Task description: Find the string "sensor" and gather every line that holds it.

Input material:
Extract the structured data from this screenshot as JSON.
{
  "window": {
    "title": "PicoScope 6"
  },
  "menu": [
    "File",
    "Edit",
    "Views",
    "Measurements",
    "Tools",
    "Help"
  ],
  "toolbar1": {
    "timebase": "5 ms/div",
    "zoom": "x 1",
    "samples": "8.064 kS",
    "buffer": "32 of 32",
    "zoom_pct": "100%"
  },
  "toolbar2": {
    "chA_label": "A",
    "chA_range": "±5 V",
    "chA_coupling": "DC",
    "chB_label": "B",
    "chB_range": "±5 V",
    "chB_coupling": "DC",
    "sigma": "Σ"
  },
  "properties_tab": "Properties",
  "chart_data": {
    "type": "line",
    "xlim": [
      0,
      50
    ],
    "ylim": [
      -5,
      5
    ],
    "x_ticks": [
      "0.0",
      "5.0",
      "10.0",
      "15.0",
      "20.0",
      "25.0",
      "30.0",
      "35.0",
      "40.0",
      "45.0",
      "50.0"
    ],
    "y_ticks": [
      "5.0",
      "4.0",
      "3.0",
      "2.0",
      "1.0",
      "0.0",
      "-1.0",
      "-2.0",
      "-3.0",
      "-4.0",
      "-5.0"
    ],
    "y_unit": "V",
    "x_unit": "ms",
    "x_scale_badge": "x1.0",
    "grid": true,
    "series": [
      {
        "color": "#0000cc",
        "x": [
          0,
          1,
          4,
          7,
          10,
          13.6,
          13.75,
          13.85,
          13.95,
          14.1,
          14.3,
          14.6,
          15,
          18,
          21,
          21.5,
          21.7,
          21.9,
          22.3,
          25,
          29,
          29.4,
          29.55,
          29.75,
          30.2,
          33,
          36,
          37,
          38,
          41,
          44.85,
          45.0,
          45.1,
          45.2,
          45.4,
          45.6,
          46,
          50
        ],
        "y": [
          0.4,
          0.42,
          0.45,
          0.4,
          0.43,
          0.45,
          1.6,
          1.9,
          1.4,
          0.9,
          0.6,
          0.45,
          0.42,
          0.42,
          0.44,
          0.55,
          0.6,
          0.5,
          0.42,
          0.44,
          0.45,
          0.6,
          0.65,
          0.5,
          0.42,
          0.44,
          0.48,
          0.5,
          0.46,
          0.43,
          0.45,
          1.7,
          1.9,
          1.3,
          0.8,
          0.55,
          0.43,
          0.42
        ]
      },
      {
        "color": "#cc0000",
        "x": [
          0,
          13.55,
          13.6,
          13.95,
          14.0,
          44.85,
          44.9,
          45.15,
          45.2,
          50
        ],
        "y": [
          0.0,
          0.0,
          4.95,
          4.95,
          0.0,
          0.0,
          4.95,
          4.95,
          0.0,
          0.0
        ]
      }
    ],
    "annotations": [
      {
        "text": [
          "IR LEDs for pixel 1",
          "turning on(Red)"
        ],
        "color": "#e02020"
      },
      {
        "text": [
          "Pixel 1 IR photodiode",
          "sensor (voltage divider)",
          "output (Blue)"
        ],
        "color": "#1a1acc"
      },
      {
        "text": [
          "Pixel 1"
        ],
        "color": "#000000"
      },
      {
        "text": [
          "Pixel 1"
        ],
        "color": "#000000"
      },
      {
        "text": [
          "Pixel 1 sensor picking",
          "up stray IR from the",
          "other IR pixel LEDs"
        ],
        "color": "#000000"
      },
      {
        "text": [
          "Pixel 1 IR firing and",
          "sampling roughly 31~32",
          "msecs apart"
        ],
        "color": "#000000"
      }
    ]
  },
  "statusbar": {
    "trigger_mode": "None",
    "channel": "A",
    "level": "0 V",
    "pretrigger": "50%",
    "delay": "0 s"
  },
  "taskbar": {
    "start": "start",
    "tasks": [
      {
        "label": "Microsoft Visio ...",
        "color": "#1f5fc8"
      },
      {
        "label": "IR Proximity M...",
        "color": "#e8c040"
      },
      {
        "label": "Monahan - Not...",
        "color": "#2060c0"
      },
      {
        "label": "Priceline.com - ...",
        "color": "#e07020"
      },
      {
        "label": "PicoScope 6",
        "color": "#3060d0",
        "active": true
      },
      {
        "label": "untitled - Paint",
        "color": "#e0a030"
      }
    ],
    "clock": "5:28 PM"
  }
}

The response:
          "sensor (voltage divider)",
          "Pixel 1 sensor picking",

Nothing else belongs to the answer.